[Items listed in a dataset]
__________________________________________________
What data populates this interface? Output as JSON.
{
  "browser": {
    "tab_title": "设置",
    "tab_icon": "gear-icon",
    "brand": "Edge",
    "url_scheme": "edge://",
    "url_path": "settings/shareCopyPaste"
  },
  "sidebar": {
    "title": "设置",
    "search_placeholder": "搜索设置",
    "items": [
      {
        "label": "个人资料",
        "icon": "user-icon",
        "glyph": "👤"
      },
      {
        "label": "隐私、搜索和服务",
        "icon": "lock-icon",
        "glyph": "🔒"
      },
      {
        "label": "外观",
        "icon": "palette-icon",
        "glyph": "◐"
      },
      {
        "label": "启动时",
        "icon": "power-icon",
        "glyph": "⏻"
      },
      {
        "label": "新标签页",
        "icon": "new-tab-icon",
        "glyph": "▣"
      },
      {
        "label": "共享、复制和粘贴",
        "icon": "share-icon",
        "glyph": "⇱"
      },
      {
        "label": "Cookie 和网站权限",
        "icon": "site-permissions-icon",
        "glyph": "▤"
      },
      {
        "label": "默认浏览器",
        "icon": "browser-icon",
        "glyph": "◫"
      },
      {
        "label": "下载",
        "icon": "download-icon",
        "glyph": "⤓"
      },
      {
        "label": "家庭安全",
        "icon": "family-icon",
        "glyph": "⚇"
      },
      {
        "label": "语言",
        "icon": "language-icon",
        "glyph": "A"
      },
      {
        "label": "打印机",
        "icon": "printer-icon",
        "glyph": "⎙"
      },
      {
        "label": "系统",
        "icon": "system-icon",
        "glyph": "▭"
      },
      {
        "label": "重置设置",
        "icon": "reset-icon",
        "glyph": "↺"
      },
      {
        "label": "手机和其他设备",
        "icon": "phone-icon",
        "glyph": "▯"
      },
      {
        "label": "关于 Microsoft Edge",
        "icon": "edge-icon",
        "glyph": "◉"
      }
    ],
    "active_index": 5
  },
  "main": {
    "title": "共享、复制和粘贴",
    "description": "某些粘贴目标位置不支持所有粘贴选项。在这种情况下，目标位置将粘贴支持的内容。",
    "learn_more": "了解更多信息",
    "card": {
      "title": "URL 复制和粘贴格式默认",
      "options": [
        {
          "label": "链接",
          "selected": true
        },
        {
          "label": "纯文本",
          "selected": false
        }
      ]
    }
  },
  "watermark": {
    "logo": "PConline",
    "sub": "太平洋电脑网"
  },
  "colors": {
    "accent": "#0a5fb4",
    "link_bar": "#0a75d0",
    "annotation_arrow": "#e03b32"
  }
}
__________________________________________________
Repeat the material from above exactly, word for word.

* _Answer for the task_:
What data populates this interface? Output as JSON.
{
  "browser": {
    "tab_title": "设置",
    "tab_icon": "gear-icon",
    "brand": "Edge",
    "url_scheme": "edge://",
    "url_path": "settings/shareCopyPaste"
  },
  "sidebar": {
    "title": "设置",
    "search_placeholder": "搜索设置",
    "items": [
      {
        "label": "个人资料",
        "icon": "user-icon",
        "glyph": "👤"
      },
      {
        "label": "隐私、搜索和服务",
        "icon": "lock-icon",
        "glyph": "🔒"
      },
      {
        "label": "外观",
        "icon": "palette-icon",
        "glyph": "◐"
      },
      {
        "label": "启动时",
        "icon": "power-icon",
        "glyph": "⏻"
      },
      {
        "label": "新标签页",
        "icon": "new-tab-icon",
        "glyph": "▣"
      },
      {
        "label": "共享、复制和粘贴",
        "icon": "share-icon",
        "glyph": "⇱"
      },
      {
        "label": "Cookie 和网站权限",
        "icon": "site-permissions-icon",
        "glyph": "▤"
      },
      {
        "label": "默认浏览器",
        "icon": "browser-icon",
        "glyph": "◫"
      },
      {
        "label": "下载",
        "icon": "download-icon",
        "glyph": "⤓"
      },
      {
        "label": "家庭安全",
        "icon": "family-icon",
        "glyph": "⚇"
      },
      {
        "label": "语言",
        "icon": "language-icon",
        "glyph": "A"
      },
      {
        "label": "打印机",
        "icon": "printer-icon",
        "glyph": "⎙"
      },
      {
        "label": "系统",
        "icon": "system-icon",
        "glyph": "▭"
      },
      {
        "label": "重置设置",
        "icon": "reset-icon",
        "glyph": "↺"
      },
      {
        "label": "手机和其他设备",
        "icon": "phone-icon",
        "glyph": "▯"
      },
      {
        "label": "关于 Microsoft Edge",
        "icon": "edge-icon",
        "glyph": "◉"
      }
    ],
    "active_index": 5
  },
  "main": {
    "title": "共享、复制和粘贴",
    "description": "某些粘贴目标位置不支持所有粘贴选项。在这种情况下，目标位置将粘贴支持的内容。",
    "learn_more": "了解更多信息",
    "card": {
      "title": "URL 复制和粘贴格式默认",
      "options": [
        {
          "label": "链接",
          "selected": true
        },
        {
          "label": "纯文本",
          "selected": false
        }
      ]
    }
  },
  "watermark": {
    "logo": "PConline",
    "sub": "太平洋电脑网"
  },
  "colors": {
    "accent": "#0a5fb4",
    "link_bar": "#0a75d0",
    "annotation_arrow": "#e03b32"
  }
}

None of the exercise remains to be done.